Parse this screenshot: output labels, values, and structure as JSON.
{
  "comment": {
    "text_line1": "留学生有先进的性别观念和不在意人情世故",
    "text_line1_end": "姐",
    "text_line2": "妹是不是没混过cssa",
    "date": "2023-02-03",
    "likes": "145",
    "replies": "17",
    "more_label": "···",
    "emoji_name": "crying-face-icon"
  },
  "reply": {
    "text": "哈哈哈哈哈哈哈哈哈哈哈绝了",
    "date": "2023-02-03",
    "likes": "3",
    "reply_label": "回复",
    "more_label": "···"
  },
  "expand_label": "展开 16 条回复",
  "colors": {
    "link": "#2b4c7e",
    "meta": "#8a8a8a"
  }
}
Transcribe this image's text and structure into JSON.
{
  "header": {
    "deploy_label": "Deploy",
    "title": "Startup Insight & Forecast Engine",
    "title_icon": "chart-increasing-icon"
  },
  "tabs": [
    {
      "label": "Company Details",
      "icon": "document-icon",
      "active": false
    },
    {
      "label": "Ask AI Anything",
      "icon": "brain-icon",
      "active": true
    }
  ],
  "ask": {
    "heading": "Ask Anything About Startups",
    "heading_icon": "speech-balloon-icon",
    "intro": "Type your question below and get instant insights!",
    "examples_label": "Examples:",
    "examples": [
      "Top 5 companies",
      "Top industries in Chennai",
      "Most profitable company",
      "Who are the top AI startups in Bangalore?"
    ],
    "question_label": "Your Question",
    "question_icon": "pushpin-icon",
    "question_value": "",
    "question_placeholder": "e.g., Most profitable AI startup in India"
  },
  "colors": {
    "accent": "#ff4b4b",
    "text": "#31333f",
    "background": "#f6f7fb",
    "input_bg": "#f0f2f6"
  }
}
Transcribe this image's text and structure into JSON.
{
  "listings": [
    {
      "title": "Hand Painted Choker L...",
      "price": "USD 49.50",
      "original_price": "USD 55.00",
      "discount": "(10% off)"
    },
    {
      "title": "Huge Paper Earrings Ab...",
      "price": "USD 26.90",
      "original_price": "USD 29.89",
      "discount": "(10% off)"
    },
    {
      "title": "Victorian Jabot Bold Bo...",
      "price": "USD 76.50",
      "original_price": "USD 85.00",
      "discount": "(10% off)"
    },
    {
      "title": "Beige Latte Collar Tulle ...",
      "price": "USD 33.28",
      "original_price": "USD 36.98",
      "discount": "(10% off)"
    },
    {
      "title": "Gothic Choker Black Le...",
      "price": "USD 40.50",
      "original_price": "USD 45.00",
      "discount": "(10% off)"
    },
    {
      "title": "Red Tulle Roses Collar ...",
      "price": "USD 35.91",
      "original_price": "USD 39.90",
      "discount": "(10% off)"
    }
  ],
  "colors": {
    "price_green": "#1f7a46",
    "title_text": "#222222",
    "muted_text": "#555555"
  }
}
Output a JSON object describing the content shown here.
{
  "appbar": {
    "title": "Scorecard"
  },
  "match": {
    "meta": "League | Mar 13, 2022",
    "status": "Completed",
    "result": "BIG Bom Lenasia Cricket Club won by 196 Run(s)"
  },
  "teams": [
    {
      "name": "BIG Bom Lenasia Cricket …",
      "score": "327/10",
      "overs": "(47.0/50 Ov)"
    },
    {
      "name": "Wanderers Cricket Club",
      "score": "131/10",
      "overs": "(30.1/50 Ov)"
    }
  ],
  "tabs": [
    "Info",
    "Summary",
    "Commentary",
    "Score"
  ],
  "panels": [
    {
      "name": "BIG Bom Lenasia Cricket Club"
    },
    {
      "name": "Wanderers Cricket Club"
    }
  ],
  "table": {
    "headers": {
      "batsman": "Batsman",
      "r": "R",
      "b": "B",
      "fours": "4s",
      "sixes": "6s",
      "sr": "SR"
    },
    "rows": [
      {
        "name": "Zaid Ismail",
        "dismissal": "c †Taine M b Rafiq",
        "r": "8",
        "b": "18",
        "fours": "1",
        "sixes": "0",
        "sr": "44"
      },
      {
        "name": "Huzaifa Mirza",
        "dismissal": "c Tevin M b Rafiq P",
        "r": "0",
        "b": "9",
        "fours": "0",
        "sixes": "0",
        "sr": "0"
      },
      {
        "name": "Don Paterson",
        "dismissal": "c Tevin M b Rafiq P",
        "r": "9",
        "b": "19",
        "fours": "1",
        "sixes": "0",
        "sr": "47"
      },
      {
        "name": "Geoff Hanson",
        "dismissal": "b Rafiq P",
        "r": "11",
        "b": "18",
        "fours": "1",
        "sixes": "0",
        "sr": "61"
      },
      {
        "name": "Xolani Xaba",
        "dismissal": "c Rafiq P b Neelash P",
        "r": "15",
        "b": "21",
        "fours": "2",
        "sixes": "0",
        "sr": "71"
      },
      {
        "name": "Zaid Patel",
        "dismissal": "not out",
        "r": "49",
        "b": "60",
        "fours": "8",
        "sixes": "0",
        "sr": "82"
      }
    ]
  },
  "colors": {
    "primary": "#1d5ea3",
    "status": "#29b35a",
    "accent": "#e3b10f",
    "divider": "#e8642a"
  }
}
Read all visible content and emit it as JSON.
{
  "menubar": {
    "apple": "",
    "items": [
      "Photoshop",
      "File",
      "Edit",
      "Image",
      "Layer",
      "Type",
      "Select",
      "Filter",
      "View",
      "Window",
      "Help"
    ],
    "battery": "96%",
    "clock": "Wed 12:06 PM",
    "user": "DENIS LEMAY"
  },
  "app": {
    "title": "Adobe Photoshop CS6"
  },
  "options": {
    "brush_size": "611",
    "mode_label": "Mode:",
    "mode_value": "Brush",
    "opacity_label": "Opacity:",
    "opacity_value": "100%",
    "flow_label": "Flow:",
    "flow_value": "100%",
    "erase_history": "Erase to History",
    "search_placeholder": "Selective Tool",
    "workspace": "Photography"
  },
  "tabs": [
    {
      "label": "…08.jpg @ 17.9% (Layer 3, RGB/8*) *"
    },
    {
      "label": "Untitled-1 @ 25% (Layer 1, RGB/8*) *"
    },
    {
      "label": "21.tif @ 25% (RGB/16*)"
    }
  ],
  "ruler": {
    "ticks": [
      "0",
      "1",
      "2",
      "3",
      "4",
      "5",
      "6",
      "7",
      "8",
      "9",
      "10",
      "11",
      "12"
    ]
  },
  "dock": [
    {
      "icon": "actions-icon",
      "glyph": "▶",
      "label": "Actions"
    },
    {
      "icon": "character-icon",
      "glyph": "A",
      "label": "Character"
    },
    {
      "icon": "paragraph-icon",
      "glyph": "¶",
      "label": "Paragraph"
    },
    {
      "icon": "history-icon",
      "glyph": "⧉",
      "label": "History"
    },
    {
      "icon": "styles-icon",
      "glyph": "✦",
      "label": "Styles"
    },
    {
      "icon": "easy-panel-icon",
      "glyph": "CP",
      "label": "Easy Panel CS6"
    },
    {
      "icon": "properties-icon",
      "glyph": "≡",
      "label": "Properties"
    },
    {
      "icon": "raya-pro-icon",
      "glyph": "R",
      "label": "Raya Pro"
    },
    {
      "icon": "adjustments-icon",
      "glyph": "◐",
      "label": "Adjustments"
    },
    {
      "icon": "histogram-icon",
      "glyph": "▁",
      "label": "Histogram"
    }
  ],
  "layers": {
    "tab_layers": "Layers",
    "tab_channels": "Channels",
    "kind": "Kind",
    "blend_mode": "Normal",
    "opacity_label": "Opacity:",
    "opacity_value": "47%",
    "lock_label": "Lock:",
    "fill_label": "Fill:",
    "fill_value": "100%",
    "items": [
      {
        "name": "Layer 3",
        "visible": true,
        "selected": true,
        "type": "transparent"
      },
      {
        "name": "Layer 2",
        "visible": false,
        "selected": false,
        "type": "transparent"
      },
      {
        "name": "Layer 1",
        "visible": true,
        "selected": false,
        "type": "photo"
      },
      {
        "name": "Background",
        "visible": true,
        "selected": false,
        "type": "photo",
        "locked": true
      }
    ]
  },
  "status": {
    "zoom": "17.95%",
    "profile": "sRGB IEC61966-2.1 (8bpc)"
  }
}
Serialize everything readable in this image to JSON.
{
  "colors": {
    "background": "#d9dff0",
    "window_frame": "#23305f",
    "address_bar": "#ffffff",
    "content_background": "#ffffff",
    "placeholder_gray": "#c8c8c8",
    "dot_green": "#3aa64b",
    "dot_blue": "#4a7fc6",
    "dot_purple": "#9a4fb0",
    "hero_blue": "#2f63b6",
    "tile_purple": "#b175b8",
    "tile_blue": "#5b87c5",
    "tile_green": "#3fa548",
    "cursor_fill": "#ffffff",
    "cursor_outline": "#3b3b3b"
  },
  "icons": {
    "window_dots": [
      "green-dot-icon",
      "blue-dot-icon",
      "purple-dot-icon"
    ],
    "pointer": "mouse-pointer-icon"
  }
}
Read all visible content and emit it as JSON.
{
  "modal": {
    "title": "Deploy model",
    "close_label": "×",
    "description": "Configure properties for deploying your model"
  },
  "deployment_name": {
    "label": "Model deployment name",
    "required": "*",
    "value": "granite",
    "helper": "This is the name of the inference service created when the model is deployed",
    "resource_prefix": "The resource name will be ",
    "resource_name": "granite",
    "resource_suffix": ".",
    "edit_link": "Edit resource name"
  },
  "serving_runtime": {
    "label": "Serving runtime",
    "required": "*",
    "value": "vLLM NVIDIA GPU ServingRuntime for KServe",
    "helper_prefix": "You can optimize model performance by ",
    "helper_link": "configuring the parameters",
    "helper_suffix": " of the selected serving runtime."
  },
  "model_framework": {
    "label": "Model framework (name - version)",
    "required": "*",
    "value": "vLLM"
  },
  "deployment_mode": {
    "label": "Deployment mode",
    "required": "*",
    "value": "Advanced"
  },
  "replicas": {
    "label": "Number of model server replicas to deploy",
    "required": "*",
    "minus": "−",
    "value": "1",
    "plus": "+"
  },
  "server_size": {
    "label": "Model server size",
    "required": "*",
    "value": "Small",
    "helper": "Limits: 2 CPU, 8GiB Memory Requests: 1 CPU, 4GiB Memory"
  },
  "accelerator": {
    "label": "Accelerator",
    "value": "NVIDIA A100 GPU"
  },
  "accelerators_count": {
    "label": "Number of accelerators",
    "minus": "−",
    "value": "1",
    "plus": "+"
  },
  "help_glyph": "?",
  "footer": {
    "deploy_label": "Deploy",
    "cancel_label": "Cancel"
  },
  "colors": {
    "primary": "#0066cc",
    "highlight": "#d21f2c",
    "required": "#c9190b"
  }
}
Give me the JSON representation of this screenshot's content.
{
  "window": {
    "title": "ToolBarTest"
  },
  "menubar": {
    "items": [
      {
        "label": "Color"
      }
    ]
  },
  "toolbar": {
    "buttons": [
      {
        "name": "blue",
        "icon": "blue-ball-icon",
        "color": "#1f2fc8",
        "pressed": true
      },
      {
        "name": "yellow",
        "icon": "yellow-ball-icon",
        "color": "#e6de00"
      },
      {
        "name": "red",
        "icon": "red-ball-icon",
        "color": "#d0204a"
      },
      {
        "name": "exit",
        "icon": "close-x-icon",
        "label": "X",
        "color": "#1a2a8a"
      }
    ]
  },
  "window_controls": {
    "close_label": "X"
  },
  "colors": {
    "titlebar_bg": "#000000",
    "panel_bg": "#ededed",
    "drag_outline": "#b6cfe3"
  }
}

**Aim:** Check each line in the records for the word "Photoshop" and say how many have it, with nothing else.

**Solution for this exercise:** 2